| Job |
Can you give every line of the items below as a Markdown table with the columns Row and Text, numbering the rows and skipping blank lines? Leave the pictures out of the answer.

| Data in this exercise |
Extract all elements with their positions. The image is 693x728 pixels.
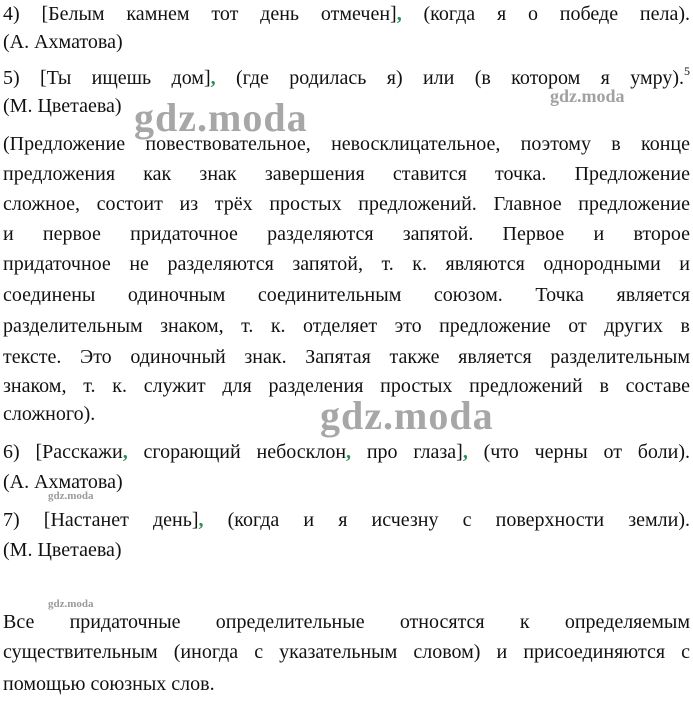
ex6-part-1: 6) [Расскажи bbox=[3, 441, 123, 463]
watermark: gdz.moda bbox=[48, 598, 94, 610]
explanation-line: соединены одиночным соединительным союзом. Точка является bbox=[3, 284, 690, 306]
watermark: gdz.moda bbox=[320, 393, 494, 438]
ex4-main-clause: 4) [Белым камнем тот день отмечен] bbox=[3, 3, 397, 25]
watermark: gdz.moda bbox=[48, 490, 94, 502]
ex5-comma: , bbox=[210, 67, 216, 89]
explanation-line: и первое придаточное разделяются запятой. Первое и второе bbox=[3, 223, 690, 245]
ex4-subordinate-clause: (когда я о победе пела). bbox=[401, 3, 690, 25]
explanation-line: тексте. Это одиночный знак. Запятая также является разделительным bbox=[3, 346, 690, 368]
conclusion-line: Все придаточные определительные относятся к определяемым bbox=[3, 611, 690, 633]
ex6-sentence bbox=[3, 438, 690, 466]
ex5-author: (М. Цветаева) bbox=[3, 95, 122, 117]
ex6-part-2: сгорающий небосклон bbox=[127, 441, 347, 463]
explanation-line: (Предложение повествовательное, невосклицательное, поэтому в конце bbox=[3, 133, 690, 155]
ex6-comma-1: , bbox=[122, 441, 128, 463]
conclusion-line: существительным (иногда с указательным словом) и присоединяются с bbox=[3, 641, 690, 663]
ex5-sentence bbox=[3, 64, 690, 92]
ex6-comma-3: , bbox=[462, 441, 468, 463]
ex7-author: (М. Цветаева) bbox=[3, 539, 122, 561]
conclusion-line: помощью союзных слов. bbox=[3, 673, 215, 695]
ex7-comma: , bbox=[198, 509, 204, 531]
explanation-line: предложения как знак завершения ставится точка. Предложение bbox=[3, 163, 690, 185]
ex5-main-clause: 5) [Ты ищешь дом] bbox=[3, 67, 211, 89]
ex4-author: (А. Ахматова) bbox=[3, 31, 123, 53]
ex6-subordinate-clause: (что черны от боли). bbox=[467, 441, 690, 463]
explanation-line: знаком, т. к. служит для разделения простых предложений в составе bbox=[3, 375, 690, 397]
watermark: gdz.moda bbox=[550, 86, 625, 106]
ex5-subordinate-clauses: (где родилась я) или (в котором я умру). bbox=[215, 67, 685, 89]
explanation-line: сложного). bbox=[3, 403, 96, 425]
ex5-footnote-marker: 5 bbox=[684, 64, 691, 78]
ex6-author: (А. Ахматова) bbox=[3, 471, 123, 493]
ex7-subordinate-clause: (когда и я исчезну с поверхности земли). bbox=[203, 509, 690, 531]
ex7-sentence bbox=[3, 506, 690, 534]
ex4-sentence bbox=[3, 0, 690, 28]
explanation-line: придаточное не разделяются запятой, т. к. являются однородными и bbox=[3, 253, 690, 275]
explanation-line: разделительным знаком, т. к. отделяет это предложение от других в bbox=[3, 315, 690, 337]
ex6-comma-2: , bbox=[346, 441, 352, 463]
ex4-comma: , bbox=[396, 3, 402, 25]
explanation-line: сложное, состоит из трёх простых предложений. Главное предложение bbox=[3, 193, 690, 215]
ex6-part-3: про глаза] bbox=[351, 441, 463, 463]
watermark: gdz.moda bbox=[134, 95, 308, 140]
ex7-main-clause: 7) [Настанет день] bbox=[3, 509, 199, 531]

| Exercise result |
| Row | Text |
|---|---|
| 1 | Extract all elements with their positions. The image is 693x728 pixels. |
| 2 | ex6-part-1: 6) [Расскажи bbox=[3, 441, 123, 463] |
| 3 | watermark: gdz.moda bbox=[48, 598, 94, 610] |
| 4 | explanation-line: соединены одиночным соединительным союзом. Точка является bbox=[3, 284, 690, 306] |
| 5 | watermark: gdz.moda bbox=[320, 393, 494, 438] |
| 6 | ex4-main-clause: 4) [Белым камнем тот день отмечен] bbox=[3, 3, 397, 25] |
| 7 | watermark: gdz.moda bbox=[48, 490, 94, 502] |
| 8 | ex5-comma: , bbox=[210, 67, 216, 89] |
| 9 | explanation-line: и первое придаточное разделяются запятой. Первое и второе bbox=[3, 223, 690, 245] |
| 10 | ex4-subordinate-clause: (когда я о победе пела). bbox=[401, 3, 690, 25] |
| 11 | explanation-line: тексте. Это одиночный знак. Запятая также является разделительным bbox=[3, 346, 690, 368] |
| 12 | conclusion-line: Все придаточные определительные относятся к определяемым bbox=[3, 611, 690, 633] |
| 13 | ex6-sentence bbox=[3, 438, 690, 466] |
| 14 | ex5-author: (М. Цветаева) bbox=[3, 95, 122, 117] |
| 15 | ex6-part-2: сгорающий небосклон bbox=[127, 441, 347, 463] |
| 16 | explanation-line: (Предложение повествовательное, невосклицательное, поэтому в конце bbox=[3, 133, 690, 155] |
| 17 | ex6-comma-1: , bbox=[122, 441, 128, 463] |
| 18 | conclusion-line: существительным (иногда с указательным словом) и присоединяются с bbox=[3, 641, 690, 663] |
| 19 | ex5-sentence bbox=[3, 64, 690, 92] |
| 20 | ex6-comma-3: , bbox=[462, 441, 468, 463] |
| 21 | ex7-author: (М. Цветаева) bbox=[3, 539, 122, 561] |
| 22 | conclusion-line: помощью союзных слов. bbox=[3, 673, 215, 695] |
| 23 | ex7-comma: , bbox=[198, 509, 204, 531] |
| 24 | explanation-line: предложения как знак завершения ставится точка. Предложение bbox=[3, 163, 690, 185] |
| 25 | ex5-main-clause: 5) [Ты ищешь дом] bbox=[3, 67, 211, 89] |
| 26 | ex4-author: (А. Ахматова) bbox=[3, 31, 123, 53] |
| 27 | ex6-subordinate-clause: (что черны от боли). bbox=[467, 441, 690, 463] |
| 28 | explanation-line: знаком, т. к. служит для разделения простых предложений в составе bbox=[3, 375, 690, 397] |
| 29 | watermark: gdz.moda bbox=[550, 86, 625, 106] |
| 30 | ex5-subordinate-clauses: (где родилась я) или (в котором я умру). bbox=[215, 67, 685, 89] |
| 31 | explanation-line: сложного). bbox=[3, 403, 96, 425] |
| 32 | ex5-footnote-marker: 5 bbox=[684, 64, 691, 78] |
| 33 | ex6-author: (А. Ахматова) bbox=[3, 471, 123, 493] |
| 34 | ex7-subordinate-clause: (когда и я исчезну с поверхности земли). bbox=[203, 509, 690, 531] |
| 35 | ex7-sentence bbox=[3, 506, 690, 534] |
| 36 | ex4-sentence bbox=[3, 0, 690, 28] |
| 37 | explanation-line: придаточное не разделяются запятой, т. к. являются однородными и bbox=[3, 253, 690, 275] |
| 38 | explanation-line: разделительным знаком, т. к. отделяет это предложение от других в bbox=[3, 315, 690, 337] |
| 39 | ex6-comma-2: , bbox=[346, 441, 352, 463] |
| 40 | ex4-comma: , bbox=[396, 3, 402, 25] |
| 41 | explanation-line: сложное, состоит из трёх простых предложений. Главное предложение bbox=[3, 193, 690, 215] |
| 42 | ex6-part-3: про глаза] bbox=[351, 441, 463, 463] |
| 43 | watermark: gdz.moda bbox=[134, 95, 308, 140] |
| 44 | ex7-main-clause: 7) [Настанет день] bbox=[3, 509, 199, 531] |